━━ Data entries
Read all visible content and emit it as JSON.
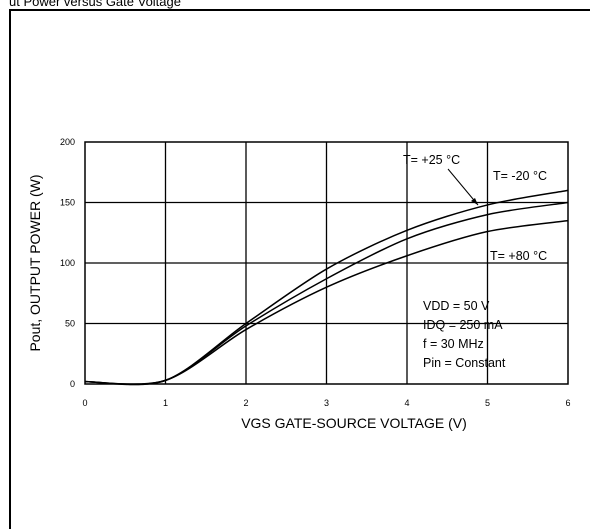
{
  "caption": "ut Power versus Gate Voltage",
  "chart_data": {
    "type": "line",
    "xlabel": "VGS GATE-SOURCE VOLTAGE (V)",
    "ylabel": "Pout, OUTPUT POWER (W)",
    "xlim": [
      0,
      6
    ],
    "ylim": [
      0,
      200
    ],
    "xticks": [
      "0",
      "1",
      "2",
      "3",
      "4",
      "5",
      "6"
    ],
    "yticks": [
      "0",
      "50",
      "100",
      "150",
      "200"
    ],
    "grid": true,
    "series": [
      {
        "name": "T= -20 °C",
        "x": [
          0,
          1,
          2,
          3,
          4,
          5,
          6
        ],
        "y": [
          2,
          3,
          50,
          95,
          127,
          148,
          160
        ]
      },
      {
        "name": "T= +25 °C",
        "x": [
          0,
          1,
          2,
          3,
          4,
          5,
          6
        ],
        "y": [
          2,
          3,
          48,
          87,
          120,
          140,
          150
        ]
      },
      {
        "name": "T= +80 °C",
        "x": [
          0,
          1,
          2,
          3,
          4,
          5,
          6
        ],
        "y": [
          2,
          3,
          45,
          80,
          106,
          126,
          135
        ]
      }
    ],
    "conditions": [
      "VDD = 50 V",
      "IDQ = 250 mA",
      "f = 30 MHz",
      "Pin = Constant"
    ]
  }
}
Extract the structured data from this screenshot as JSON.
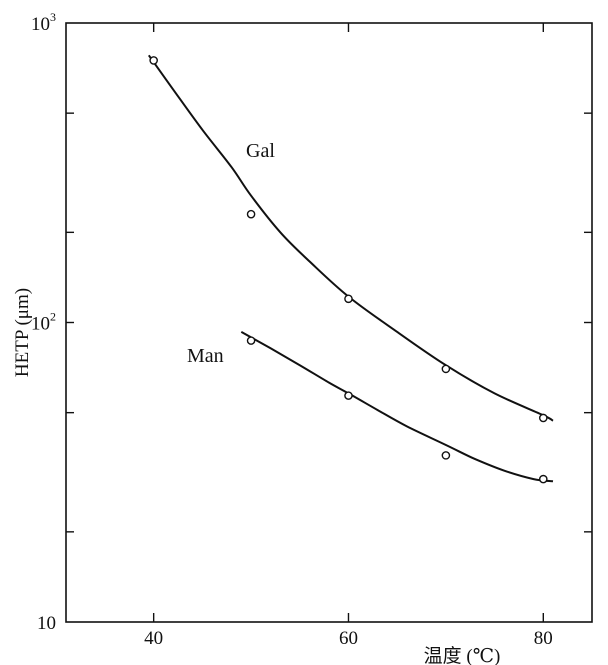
{
  "chart_data": {
    "type": "scatter",
    "xlabel": "温度 (℃)",
    "ylabel": "HETP (μm)",
    "xlim": [
      31,
      85
    ],
    "ylim": [
      10,
      1000
    ],
    "y_scale": "log",
    "grid": false,
    "x_ticks": [
      {
        "value": 40,
        "label": "40"
      },
      {
        "value": 60,
        "label": "60"
      },
      {
        "value": 80,
        "label": "80"
      }
    ],
    "y_ticks": [
      {
        "value": 10,
        "label": "10"
      },
      {
        "value": 100,
        "label": "10²"
      },
      {
        "value": 1000,
        "label": "10³"
      }
    ],
    "series": [
      {
        "name": "Gal",
        "points": [
          [
            40,
            750
          ],
          [
            50,
            230
          ],
          [
            60,
            120
          ],
          [
            70,
            70
          ],
          [
            80,
            48
          ]
        ],
        "curve": [
          [
            39.5,
            780
          ],
          [
            42,
            600
          ],
          [
            45,
            440
          ],
          [
            48,
            330
          ],
          [
            50,
            265
          ],
          [
            53,
            200
          ],
          [
            56,
            160
          ],
          [
            60,
            122
          ],
          [
            65,
            93
          ],
          [
            70,
            72
          ],
          [
            75,
            58
          ],
          [
            80,
            49
          ],
          [
            81,
            47
          ]
        ]
      },
      {
        "name": "Man",
        "points": [
          [
            50,
            87
          ],
          [
            60,
            57
          ],
          [
            70,
            36
          ],
          [
            80,
            30
          ]
        ],
        "curve": [
          [
            49,
            93
          ],
          [
            52,
            82
          ],
          [
            55,
            72
          ],
          [
            58,
            63
          ],
          [
            60,
            58
          ],
          [
            63,
            51
          ],
          [
            66,
            45
          ],
          [
            70,
            39
          ],
          [
            73,
            35
          ],
          [
            76,
            32
          ],
          [
            79,
            30
          ],
          [
            81,
            29.5
          ]
        ]
      }
    ]
  }
}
━━━━
**Set problem:** Where a line in the material contains "ylabel", copy that line.

**Answer to this problem:**
    "ylabel": "Pout, OUTPUT POWER (W)",
    "ylabel": "HETP (μm)",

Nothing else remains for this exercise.